→ **WHAT IS EXPECTED**: Give the listing below as a numbered list, one line per item, skipping blank lines and leaving out the pictures.

→ **EXERCISE INPUTS**:

────────

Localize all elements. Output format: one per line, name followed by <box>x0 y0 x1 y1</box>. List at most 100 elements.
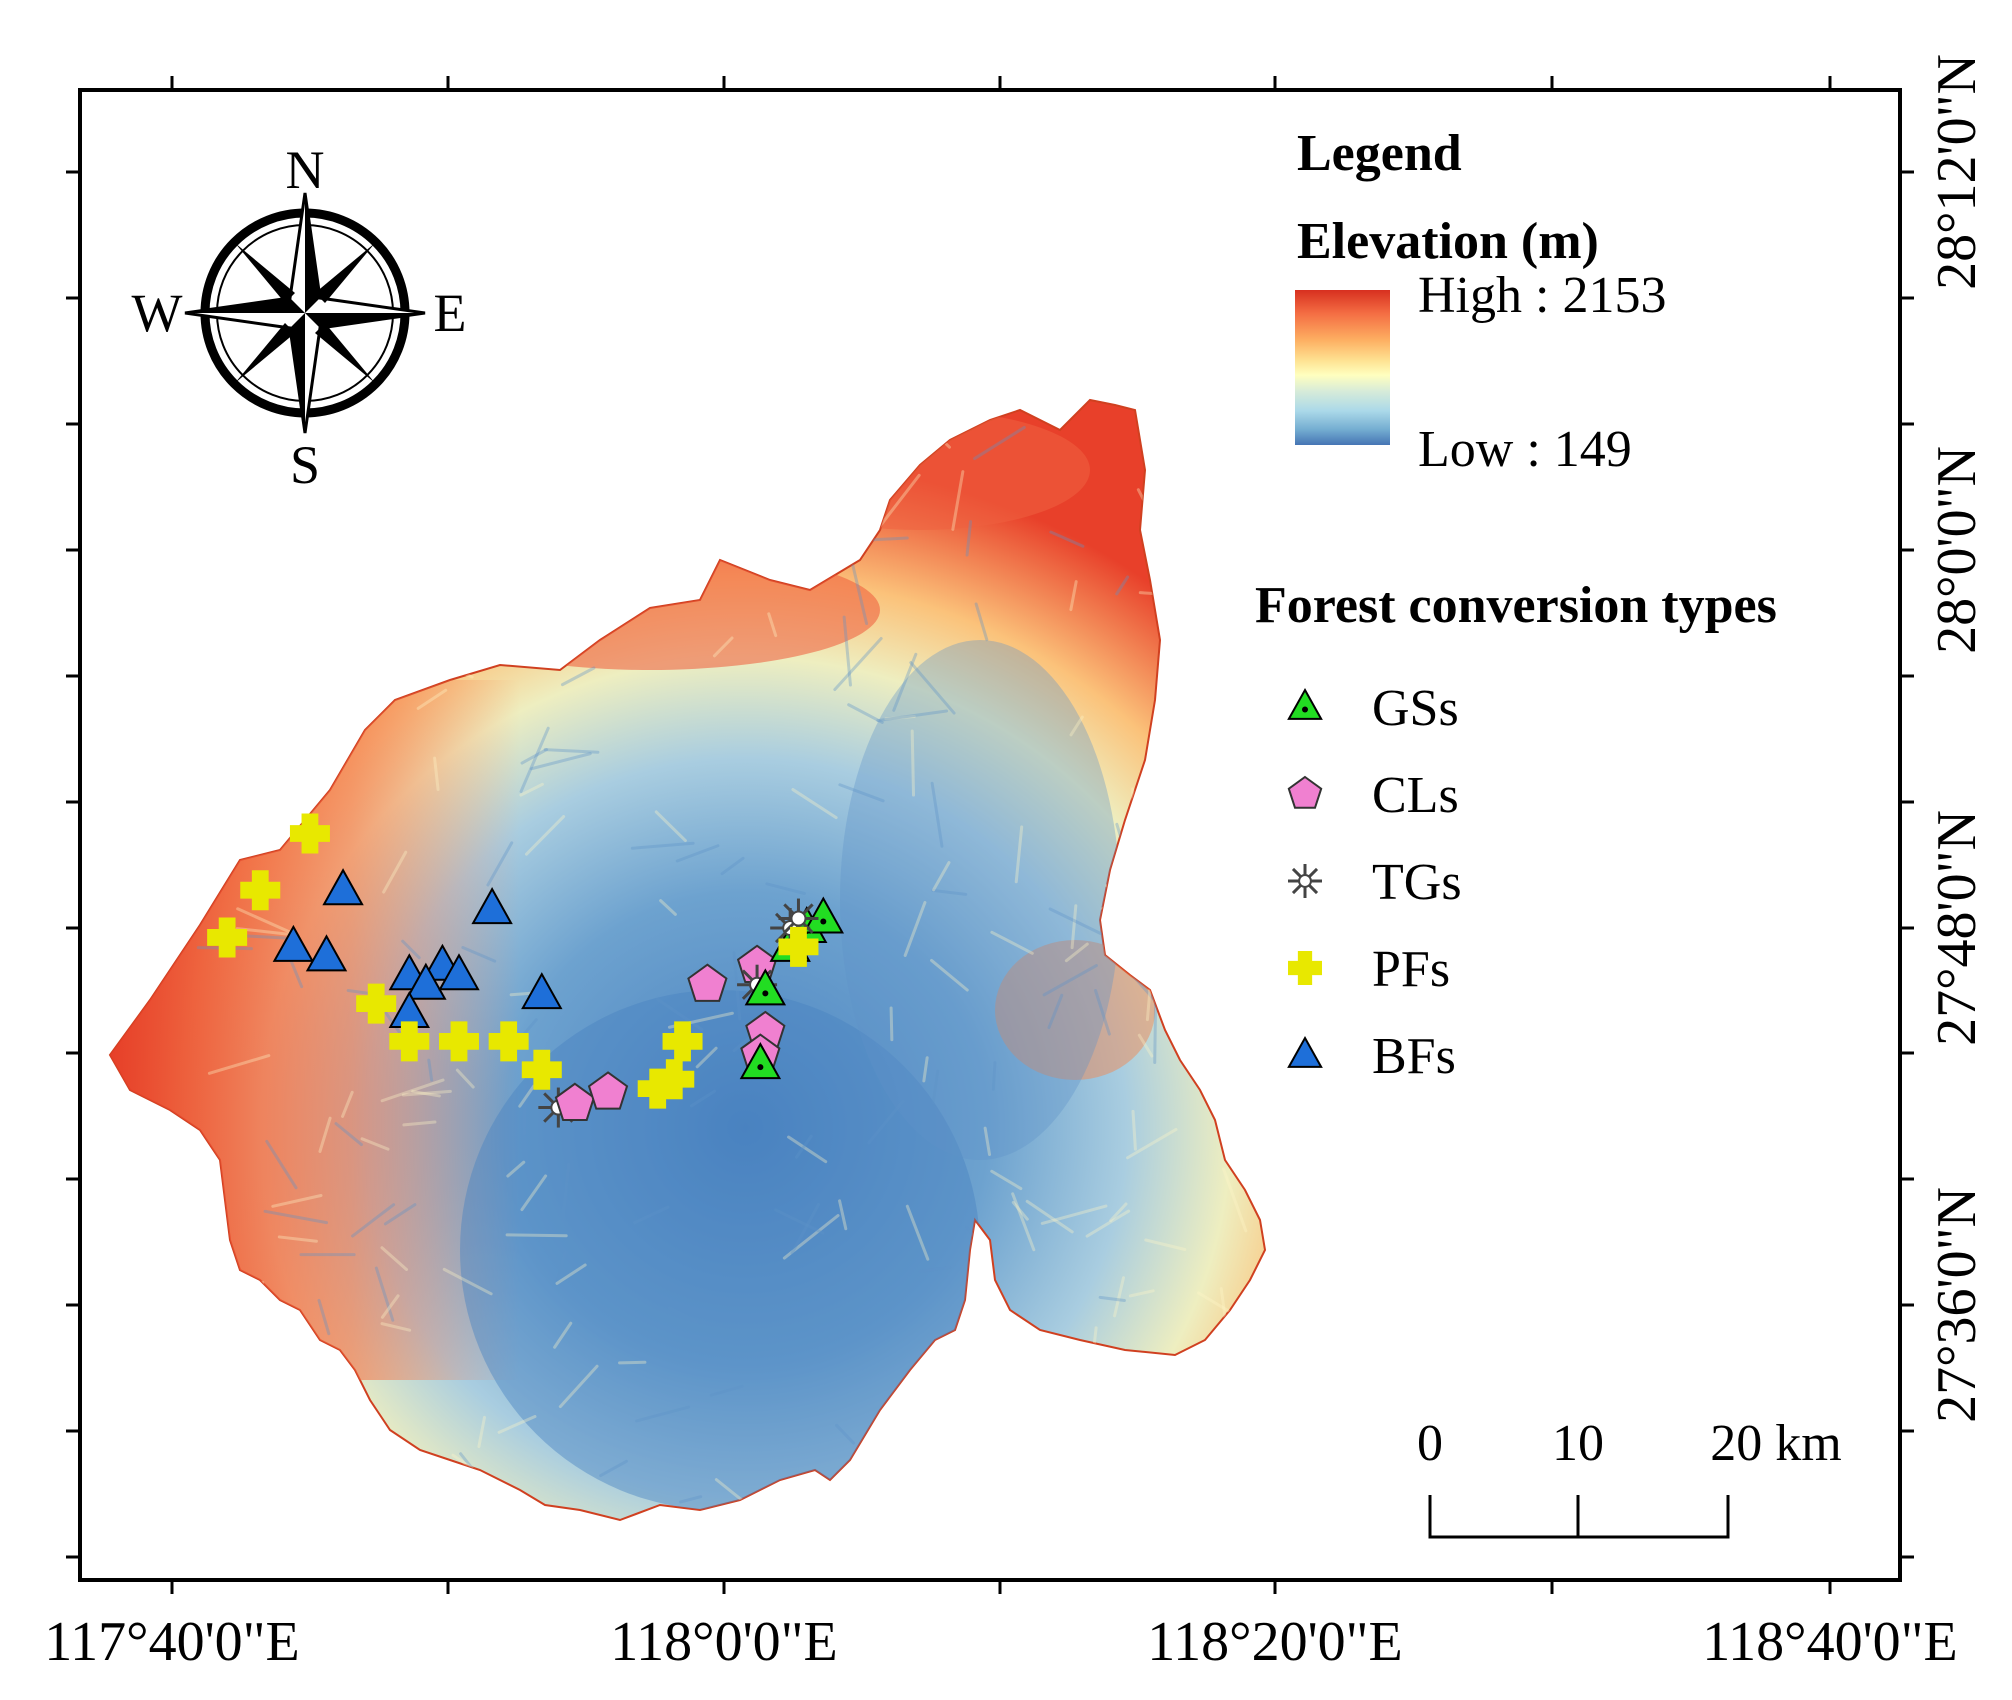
map-point-bfs <box>471 887 513 925</box>
terrain-stroke <box>382 850 408 894</box>
terrain-stroke <box>520 748 549 765</box>
terrain-stroke <box>712 636 734 658</box>
terrain-stroke <box>720 856 745 876</box>
elevation-ramp <box>1295 290 1390 445</box>
terrain-stroke <box>518 1084 536 1108</box>
map-point-cls <box>587 1071 629 1110</box>
terrain-stroke <box>903 901 927 957</box>
terrain-stroke <box>486 841 514 887</box>
terrain-stroke <box>876 709 949 723</box>
terrain-stroke <box>380 629 414 661</box>
terrain-stroke <box>892 652 918 712</box>
terrain-stroke <box>1128 1289 1155 1298</box>
terrain-stroke <box>380 1078 445 1103</box>
terrain-stroke <box>647 465 685 472</box>
terrain-stroke <box>1047 993 1064 1030</box>
terrain-stroke <box>1069 580 1078 612</box>
terrain-stroke <box>204 424 225 464</box>
map-point-gss <box>739 1042 782 1080</box>
terrain-stroke <box>875 473 921 532</box>
terrain-stroke <box>679 1495 703 1504</box>
compass-s: S <box>290 435 320 495</box>
terrain-stroke <box>1137 1033 1154 1058</box>
terrain-stroke <box>1048 907 1107 938</box>
terrain-stroke <box>932 861 951 892</box>
terrain-stroke <box>172 650 203 656</box>
map-point-pfs <box>488 1021 529 1062</box>
terrain-stroke <box>668 400 685 422</box>
terrain-stroke <box>271 502 305 559</box>
compass-w: W <box>132 283 183 343</box>
terrain-stroke <box>787 1135 828 1164</box>
legend-label-pfs: PFs <box>1372 941 1450 998</box>
map-point-pfs <box>521 1049 562 1090</box>
terrain-stroke <box>1094 988 1111 1036</box>
terrain-stroke <box>1179 406 1223 421</box>
terrain-stroke <box>732 950 742 1021</box>
terrain-stroke <box>555 1263 587 1285</box>
terrain-stroke <box>924 423 951 449</box>
terrain-stroke <box>889 1006 894 1042</box>
terrain-stroke <box>838 1199 848 1231</box>
terrain-stroke <box>695 1046 718 1069</box>
terrain-stroke <box>380 1322 412 1332</box>
terrain-stroke <box>303 571 312 603</box>
legend-symbol-pfs <box>1288 951 1322 985</box>
north-ridge <box>420 550 880 670</box>
terrain-stroke <box>767 612 778 638</box>
north-ridge-2 <box>750 410 1090 530</box>
terrain-stroke <box>380 1246 409 1271</box>
terrain-stroke <box>199 707 223 748</box>
terrain-stroke <box>1165 765 1211 771</box>
terrain-stroke <box>147 1210 191 1228</box>
terrain-stroke <box>1003 1397 1015 1423</box>
legend-label-tgs: TGs <box>1372 854 1462 911</box>
legend-label-gss: GSs <box>1372 680 1459 737</box>
terrain-stroke <box>177 1265 235 1307</box>
terrain-stroke <box>1185 922 1196 975</box>
terrain-stroke <box>851 480 873 494</box>
terrain-stroke <box>603 423 626 436</box>
terrain-stroke <box>111 942 155 959</box>
terrain-stroke <box>1014 825 1024 884</box>
central-valley <box>460 990 980 1510</box>
east-ridge <box>995 940 1155 1080</box>
terrain-stroke <box>555 1251 567 1282</box>
terrain-stroke <box>675 844 720 863</box>
terrain-stroke <box>551 507 559 557</box>
terrain-stroke <box>931 1069 940 1105</box>
terrain-stroke <box>1215 496 1254 527</box>
terrain-stroke <box>1256 424 1263 449</box>
x-tick-label: 118°20'0"E <box>1147 1611 1402 1673</box>
map-point-pfs <box>438 1021 479 1062</box>
map-point-pfs <box>637 1068 678 1109</box>
terrain-stroke <box>253 617 290 634</box>
elevation-high-label: High : 2153 <box>1418 267 1666 324</box>
terrain-stroke <box>1148 750 1203 774</box>
terrain-stroke <box>265 1139 298 1190</box>
terrain-stroke <box>1131 1109 1137 1151</box>
x-tick-label: 117°40'0"E <box>44 1611 299 1673</box>
terrain-stroke <box>242 934 287 940</box>
terrain-stroke <box>599 1459 628 1478</box>
terrain-stroke <box>833 636 883 692</box>
map-point-pfs <box>240 870 281 911</box>
terrain-stroke <box>154 441 159 512</box>
x-tick-label: 118°40'0"E <box>1702 1611 1957 1673</box>
terrain-stroke <box>835 1423 856 1445</box>
terrain-stroke <box>689 1089 717 1108</box>
terrain-stroke <box>524 815 566 856</box>
y-tick-label: 27°36'0"N <box>1926 1187 1988 1423</box>
terrain-stroke <box>734 466 762 506</box>
map-point-pfs <box>778 926 819 967</box>
terrain-stroke <box>704 447 724 487</box>
terrain-stroke <box>842 615 852 687</box>
terrain-stroke <box>461 946 497 963</box>
map-point-gss <box>802 896 845 934</box>
terrain-stroke <box>1235 1108 1251 1137</box>
terrain-stroke <box>207 1054 271 1075</box>
terrain-stroke <box>1064 942 1089 963</box>
y-tick-label: 28°12'0"N <box>1926 54 1988 290</box>
terrain-stroke <box>765 882 806 895</box>
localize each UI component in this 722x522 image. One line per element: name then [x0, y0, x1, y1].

────────

→ **RESPONSE**:
1. Localize all elements. Output format: one per line, name followed by <box>x0 y0 x1 y1</box>. List at most 100 elements.
2. map-point-bfs <box>471 887 513 925</box>
3. terrain-stroke <box>382 850 408 894</box>
4. terrain-stroke <box>520 748 549 765</box>
5. terrain-stroke <box>712 636 734 658</box>
6. terrain-stroke <box>720 856 745 876</box>
7. elevation-ramp <box>1295 290 1390 445</box>
8. terrain-stroke <box>518 1084 536 1108</box>
9. map-point-cls <box>587 1071 629 1110</box>
10. terrain-stroke <box>903 901 927 957</box>
11. terrain-stroke <box>486 841 514 887</box>
12. terrain-stroke <box>876 709 949 723</box>
13. terrain-stroke <box>380 629 414 661</box>
14. terrain-stroke <box>892 652 918 712</box>
15. terrain-stroke <box>1128 1289 1155 1298</box>
16. terrain-stroke <box>380 1078 445 1103</box>
17. terrain-stroke <box>647 465 685 472</box>
18. terrain-stroke <box>1047 993 1064 1030</box>
19. terrain-stroke <box>1069 580 1078 612</box>
20. terrain-stroke <box>204 424 225 464</box>
21. map-point-gss <box>739 1042 782 1080</box>
22. terrain-stroke <box>875 473 921 532</box>
23. terrain-stroke <box>679 1495 703 1504</box>
24. compass-s: S <box>290 435 320 495</box>
25. terrain-stroke <box>1137 1033 1154 1058</box>
26. terrain-stroke <box>1048 907 1107 938</box>
27. terrain-stroke <box>932 861 951 892</box>
28. terrain-stroke <box>172 650 203 656</box>
29. map-point-pfs <box>488 1021 529 1062</box>
30. terrain-stroke <box>668 400 685 422</box>
31. terrain-stroke <box>271 502 305 559</box>
32. compass-w: W <box>132 283 183 343</box>
33. terrain-stroke <box>787 1135 828 1164</box>
34. legend-label-pfs: PFs <box>1372 941 1450 998</box>
35. map-point-pfs <box>521 1049 562 1090</box>
36. terrain-stroke <box>1094 988 1111 1036</box>
37. terrain-stroke <box>1179 406 1223 421</box>
38. terrain-stroke <box>732 950 742 1021</box>
39. terrain-stroke <box>555 1263 587 1285</box>
40. terrain-stroke <box>924 423 951 449</box>
41. terrain-stroke <box>889 1006 894 1042</box>
42. terrain-stroke <box>838 1199 848 1231</box>
43. terrain-stroke <box>695 1046 718 1069</box>
44. terrain-stroke <box>380 1322 412 1332</box>
45. terrain-stroke <box>303 571 312 603</box>
46. legend-symbol-pfs <box>1288 951 1322 985</box>
47. north-ridge <box>420 550 880 670</box>
48. terrain-stroke <box>767 612 778 638</box>
49. north-ridge-2 <box>750 410 1090 530</box>
50. terrain-stroke <box>380 1246 409 1271</box>
51. terrain-stroke <box>199 707 223 748</box>
52. terrain-stroke <box>1165 765 1211 771</box>
53. terrain-stroke <box>147 1210 191 1228</box>
54. terrain-stroke <box>1003 1397 1015 1423</box>
55. legend-label-tgs: TGs <box>1372 854 1462 911</box>
56. legend-label-gss: GSs <box>1372 680 1459 737</box>
57. terrain-stroke <box>177 1265 235 1307</box>
58. terrain-stroke <box>1185 922 1196 975</box>
59. terrain-stroke <box>851 480 873 494</box>
60. terrain-stroke <box>603 423 626 436</box>
61. terrain-stroke <box>111 942 155 959</box>
62. terrain-stroke <box>1014 825 1024 884</box>
63. central-valley <box>460 990 980 1510</box>
64. east-ridge <box>995 940 1155 1080</box>
65. terrain-stroke <box>555 1251 567 1282</box>
66. terrain-stroke <box>675 844 720 863</box>
67. terrain-stroke <box>551 507 559 557</box>
68. terrain-stroke <box>931 1069 940 1105</box>
69. terrain-stroke <box>1215 496 1254 527</box>
70. terrain-stroke <box>1256 424 1263 449</box>
71. x-tick-label: 118°20'0"E <box>1147 1611 1402 1673</box>
72. map-point-pfs <box>438 1021 479 1062</box>
73. map-point-pfs <box>637 1068 678 1109</box>
74. terrain-stroke <box>253 617 290 634</box>
75. elevation-high-label: High : 2153 <box>1418 267 1666 324</box>
76. terrain-stroke <box>1148 750 1203 774</box>
77. terrain-stroke <box>265 1139 298 1190</box>
78. terrain-stroke <box>1131 1109 1137 1151</box>
79. x-tick-label: 117°40'0"E <box>44 1611 299 1673</box>
80. terrain-stroke <box>242 934 287 940</box>
81. terrain-stroke <box>599 1459 628 1478</box>
82. terrain-stroke <box>833 636 883 692</box>
83. map-point-pfs <box>240 870 281 911</box>
84. terrain-stroke <box>154 441 159 512</box>
85. x-tick-label: 118°40'0"E <box>1702 1611 1957 1673</box>
86. terrain-stroke <box>835 1423 856 1445</box>
87. terrain-stroke <box>689 1089 717 1108</box>
88. terrain-stroke <box>524 815 566 856</box>
89. y-tick-label: 27°36'0"N <box>1926 1187 1988 1423</box>
90. terrain-stroke <box>734 466 762 506</box>
91. map-point-pfs <box>778 926 819 967</box>
92. terrain-stroke <box>704 447 724 487</box>
93. terrain-stroke <box>842 615 852 687</box>
94. terrain-stroke <box>461 946 497 963</box>
95. map-point-gss <box>802 896 845 934</box>
96. terrain-stroke <box>1235 1108 1251 1137</box>
97. terrain-stroke <box>207 1054 271 1075</box>
98. terrain-stroke <box>1064 942 1089 963</box>
99. y-tick-label: 28°12'0"N <box>1926 54 1988 290</box>
100. terrain-stroke <box>765 882 806 895</box>
101. localize each UI component in this 722x522 image. One line per element: name then [x0, y0, x1, y1].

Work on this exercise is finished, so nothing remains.